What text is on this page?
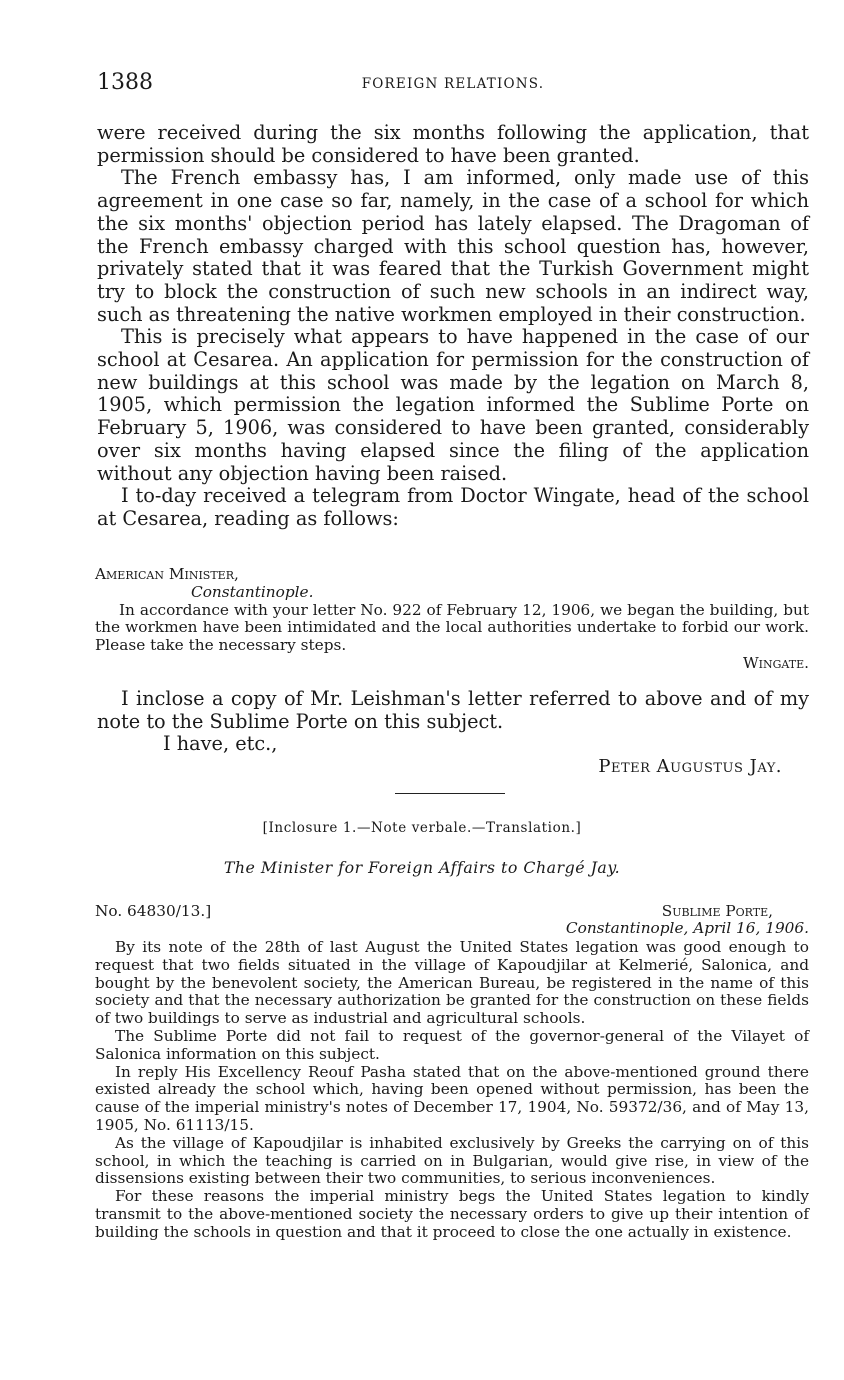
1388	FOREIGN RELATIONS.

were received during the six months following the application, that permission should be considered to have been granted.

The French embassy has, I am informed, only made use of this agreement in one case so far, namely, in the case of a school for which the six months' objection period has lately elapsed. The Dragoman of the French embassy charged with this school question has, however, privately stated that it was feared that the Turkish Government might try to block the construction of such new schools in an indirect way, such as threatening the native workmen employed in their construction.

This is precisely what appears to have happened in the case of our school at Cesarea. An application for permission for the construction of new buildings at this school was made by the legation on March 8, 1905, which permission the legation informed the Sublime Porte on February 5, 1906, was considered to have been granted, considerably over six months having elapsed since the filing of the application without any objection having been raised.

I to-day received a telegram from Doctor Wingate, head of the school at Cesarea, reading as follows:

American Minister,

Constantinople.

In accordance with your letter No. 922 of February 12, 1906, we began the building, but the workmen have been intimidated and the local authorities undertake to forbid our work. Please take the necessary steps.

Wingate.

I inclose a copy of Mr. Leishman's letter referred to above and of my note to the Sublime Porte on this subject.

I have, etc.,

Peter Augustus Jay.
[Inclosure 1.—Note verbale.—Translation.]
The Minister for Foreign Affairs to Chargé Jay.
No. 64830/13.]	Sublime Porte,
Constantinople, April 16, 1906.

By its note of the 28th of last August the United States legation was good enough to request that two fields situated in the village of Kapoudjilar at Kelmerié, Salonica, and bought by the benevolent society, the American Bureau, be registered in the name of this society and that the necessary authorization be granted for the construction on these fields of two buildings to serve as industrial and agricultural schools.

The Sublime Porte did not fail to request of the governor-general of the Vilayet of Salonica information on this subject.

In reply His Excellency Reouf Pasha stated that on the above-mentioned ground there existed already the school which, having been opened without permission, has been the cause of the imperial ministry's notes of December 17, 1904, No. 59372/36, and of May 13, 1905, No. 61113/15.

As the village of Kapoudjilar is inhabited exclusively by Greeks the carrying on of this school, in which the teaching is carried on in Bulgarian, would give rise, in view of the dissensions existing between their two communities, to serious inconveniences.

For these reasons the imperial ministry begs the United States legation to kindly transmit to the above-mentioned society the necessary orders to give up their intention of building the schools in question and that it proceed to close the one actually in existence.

■ WHAT TO PRODUCE ■
Leave out the pictures and print each record exactly as it stands.

■ WRITTEN ANSWER ■
What text is on this page?
1388	FOREIGN RELATIONS.

were received during the six months following the application, that permission should be considered to have been granted.

The French embassy has, I am informed, only made use of this agreement in one case so far, namely, in the case of a school for which the six months' objection period has lately elapsed. The Dragoman of the French embassy charged with this school question has, however, privately stated that it was feared that the Turkish Government might try to block the construction of such new schools in an indirect way, such as threatening the native workmen employed in their construction.

This is precisely what appears to have happened in the case of our school at Cesarea. An application for permission for the construction of new buildings at this school was made by the legation on March 8, 1905, which permission the legation informed the Sublime Porte on February 5, 1906, was considered to have been granted, considerably over six months having elapsed since the filing of the application without any objection having been raised.

I to-day received a telegram from Doctor Wingate, head of the school at Cesarea, reading as follows:

American Minister,

Constantinople.

In accordance with your letter No. 922 of February 12, 1906, we began the building, but the workmen have been intimidated and the local authorities undertake to forbid our work. Please take the necessary steps.

Wingate.

I inclose a copy of Mr. Leishman's letter referred to above and of my note to the Sublime Porte on this subject.

I have, etc.,

Peter Augustus Jay.
[Inclosure 1.—Note verbale.—Translation.]
The Minister for Foreign Affairs to Chargé Jay.
No. 64830/13.]	Sublime Porte,
Constantinople, April 16, 1906.

By its note of the 28th of last August the United States legation was good enough to request that two fields situated in the village of Kapoudjilar at Kelmerié, Salonica, and bought by the benevolent society, the American Bureau, be registered in the name of this society and that the necessary authorization be granted for the construction on these fields of two buildings to serve as industrial and agricultural schools.

The Sublime Porte did not fail to request of the governor-general of the Vilayet of Salonica information on this subject.

In reply His Excellency Reouf Pasha stated that on the above-mentioned ground there existed already the school which, having been opened without permission, has been the cause of the imperial ministry's notes of December 17, 1904, No. 59372/36, and of May 13, 1905, No. 61113/15.

As the village of Kapoudjilar is inhabited exclusively by Greeks the carrying on of this school, in which the teaching is carried on in Bulgarian, would give rise, in view of the dissensions existing between their two communities, to serious inconveniences.

For these reasons the imperial ministry begs the United States legation to kindly transmit to the above-mentioned society the necessary orders to give up their intention of building the schools in question and that it proceed to close the one actually in existence.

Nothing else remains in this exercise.